▶ [Objective]:
Give the count of lines in the data that include "Bank", with no other words.

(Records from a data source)

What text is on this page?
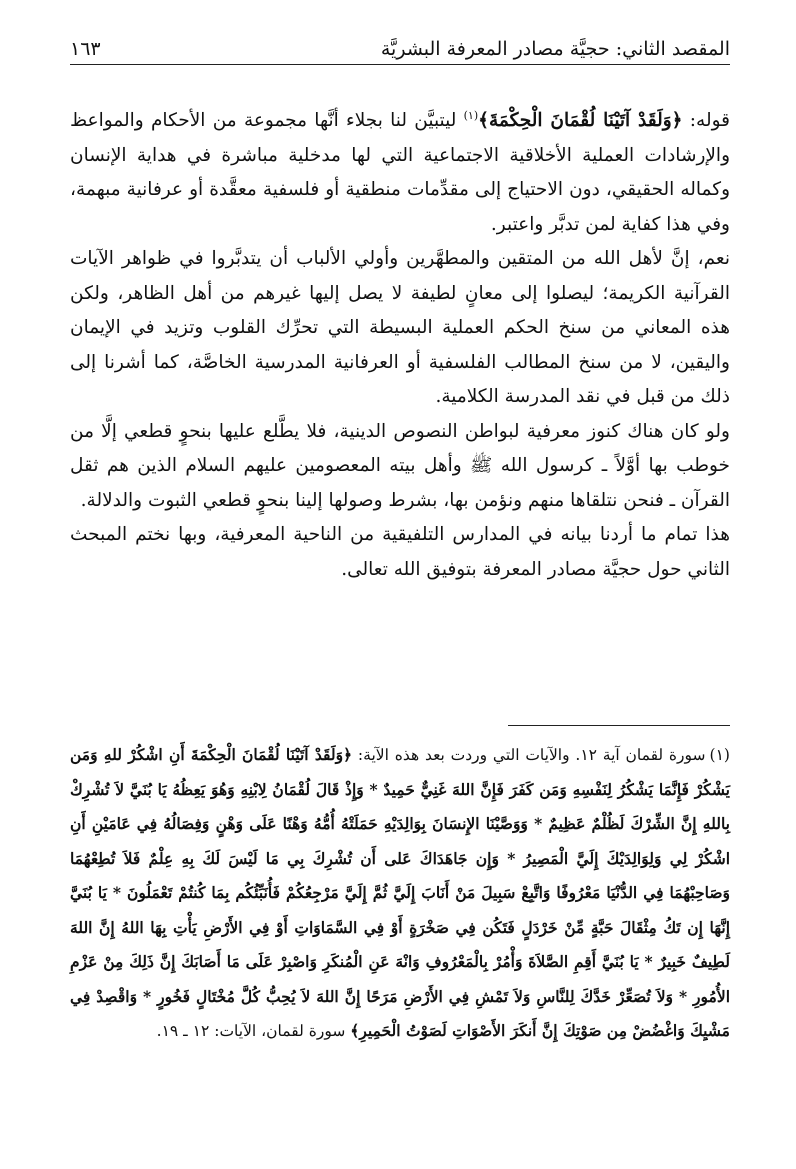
المقصد الثاني: حجيَّة مصادر المعرفة البشريَّة
١٦٣

قوله: ﴿وَلَقَدْ آتَيْنَا لُقْمَانَ الْحِكْمَةَ﴾$^{(١)}$ ليتبيَّن لنا بجلاء أنَّها مجموعة من الأحكام والمواعظ والإرشادات العملية الأخلاقية الاجتماعية التي لها مدخلية مباشرة في هداية الإنسان وكماله الحقيقي، دون الاحتياج إلى مقدِّمات منطقية أو فلسفية معقَّدة أو عرفانية مبهمة، وفي هذا كفاية لمن تدبَّر واعتبر.

نعم، إنَّ لأهل الله من المتقين والمطهَّرين وأولي الألباب أن يتدبَّروا في ظواهر الآيات القرآنية الكريمة؛ ليصلوا إلى معانٍ لطيفة لا يصل إليها غيرهم من أهل الظاهر، ولكن هذه المعاني من سنخ الحكم العملية البسيطة التي تحرِّك القلوب وتزيد في الإيمان واليقين، لا من سنخ المطالب الفلسفية أو العرفانية المدرسية الخاصَّة، كما أشرنا إلى ذلك من قبل في نقد المدرسة الكلامية.

ولو كان هناك كنوز معرفية لبواطن النصوص الدينية، فلا يطَّلع عليها بنحوٍ قطعي إلَّا من خوطب بها أوَّلاً ـ كرسول الله ﷺ وأهل بيته المعصومين عليهم السلام الذين هم ثقل القرآن ـ فنحن نتلقاها منهم ونؤمن بها، بشرط وصولها إلينا بنحوٍ قطعي الثبوت والدلالة.

هذا تمام ما أردنا بيانه في المدارس التلفيقية من الناحية المعرفية، وبها نختم المبحث الثاني حول حجيَّة مصادر المعرفة بتوفيق الله تعالى.

(١)سورة لقمان آية ١٢. والآيات التي وردت بعد هذه الآية: ﴿وَلَقَدْ آتَيْنَا لُقْمَانَ الْحِكْمَةَ أَنِ اشْكُرْ للهِ وَمَن يَشْكُرْ فَإِنَّمَا يَشْكُرُ لِنَفْسِهِ وَمَن كَفَرَ فَإِنَّ اللهَ غَنِيٌّ حَمِيدٌ * وَإِذْ قَالَ لُقْمَانُ لِابْنِهِ وَهُوَ يَعِظُهُ يَا بُنَيَّ لاَ تُشْرِكْ بِاللهِ إِنَّ الشِّرْكَ لَظُلْمٌ عَظِيمٌ * وَوَصَّيْنَا الإِنسَانَ بِوَالِدَيْهِ حَمَلَتْهُ أُمُّهُ وَهْنًا عَلَى وَهْنٍ وَفِصَالُهُ فِي عَامَيْنِ أَنِ اشْكُرْ لِي وَلِوَالِدَيْكَ إِلَيَّ الْمَصِيرُ * وَإِن جَاهَدَاكَ عَلى أَن تُشْرِكَ بِي مَا لَيْسَ لَكَ بِهِ عِلْمٌ فَلاَ تُطِعْهُمَا وَصَاحِبْهُمَا فِي الدُّنْيَا مَعْرُوفًا وَاتَّبِعْ سَبِيلَ مَنْ أَنَابَ إِلَيَّ ثُمَّ إِلَيَّ مَرْجِعُكُمْ فَأُنَبِّئُكُم بِمَا كُنتُمْ تَعْمَلُونَ * يَا بُنَيَّ إِنَّهَا إِن تَكُ مِثْقَالَ حَبَّةٍ مِّنْ خَرْدَلٍ فَتَكُن فِي صَخْرَةٍ أَوْ فِي السَّمَاوَاتِ أَوْ فِي الأَرْضِ يَأْتِ بِهَا اللهُ إِنَّ اللهَ لَطِيفٌ خَبِيرٌ * يَا بُنَيَّ أَقِمِ الصَّلاَةَ وَأْمُرْ بِالْمَعْرُوفِ وَانْهَ عَنِ الْمُنكَرِ وَاصْبِرْ عَلَى مَا أَصَابَكَ إِنَّ ذَلِكَ مِنْ عَزْمِ الأُمُورِ * وَلاَ تُصَعِّرْ خَدَّكَ لِلنَّاسِ وَلاَ تَمْشِ فِي الأَرْضِ مَرَحًا إِنَّ اللهَ لاَ يُحِبُّ كُلَّ مُخْتَالٍ فَخُورٍ * وَاقْصِدْ فِي مَشْيِكَ وَاغْضُضْ مِن صَوْتِكَ إِنَّ أَنكَرَ الأَصْوَاتِ لَصَوْتُ الْحَمِيرِ﴾ سورة لقمان، الآيات: ١٢ ـ ١٩.
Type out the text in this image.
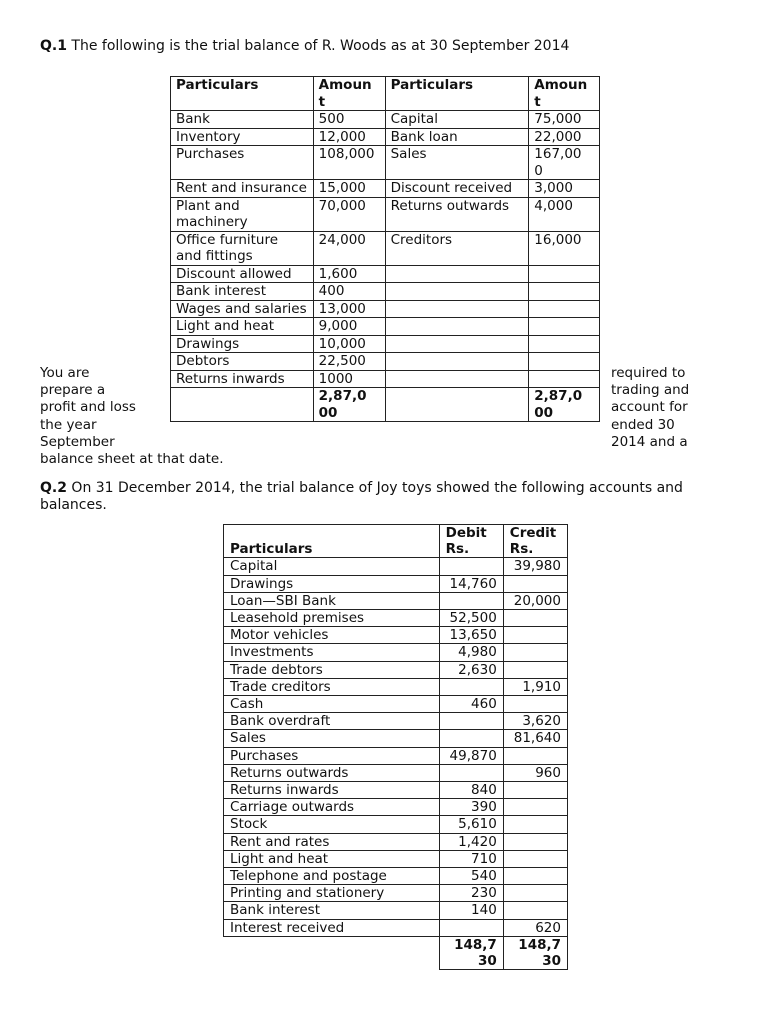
Q.1 The following is the trial balance of R. Woods as at 30 September 2014
Particulars	Amoun t	Particulars	Amoun t
Bank	500	Capital	75,000
Inventory	12,000	Bank loan	22,000
Purchases	108,000	Sales	167,00 0
Rent and insurance	15,000	Discount received	3,000
Plant and machinery	70,000	Returns outwards	4,000
Office furniture and fittings	24,000	Creditors	16,000
Discount allowed	1,600		
Bank interest	400		
Wages and salaries	13,000		
Light and heat	9,000		
Drawings	10,000		
Debtors	22,500		
Returns inwards	1000		
	2,87,0 00		2,87,0 00
You are
prepare a
profit and loss
the year
September
required to
trading and
account for
ended 30
2014 and a
balance sheet at that date.
Q.2 On 31 December 2014, the trial balance of Joy toys showed the following accounts and
balances.
Particulars	Debit Rs.	Credit Rs.
Capital		39,980
Drawings	14,760	
Loan—SBI Bank		20,000
Leasehold premises	52,500	
Motor vehicles	13,650	
Investments	4,980	
Trade debtors	2,630	
Trade creditors		1,910
Cash	460	
Bank overdraft		3,620
Sales		81,640
Purchases	49,870	
Returns outwards		960
Returns inwards	840	
Carriage outwards	390	
Stock	5,610	
Rent and rates	1,420	
Light and heat	710	
Telephone and postage	540	
Printing and stationery	230	
Bank interest	140	
Interest received		620
	148,7 30	148,7 30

▶ [Task solution]:
6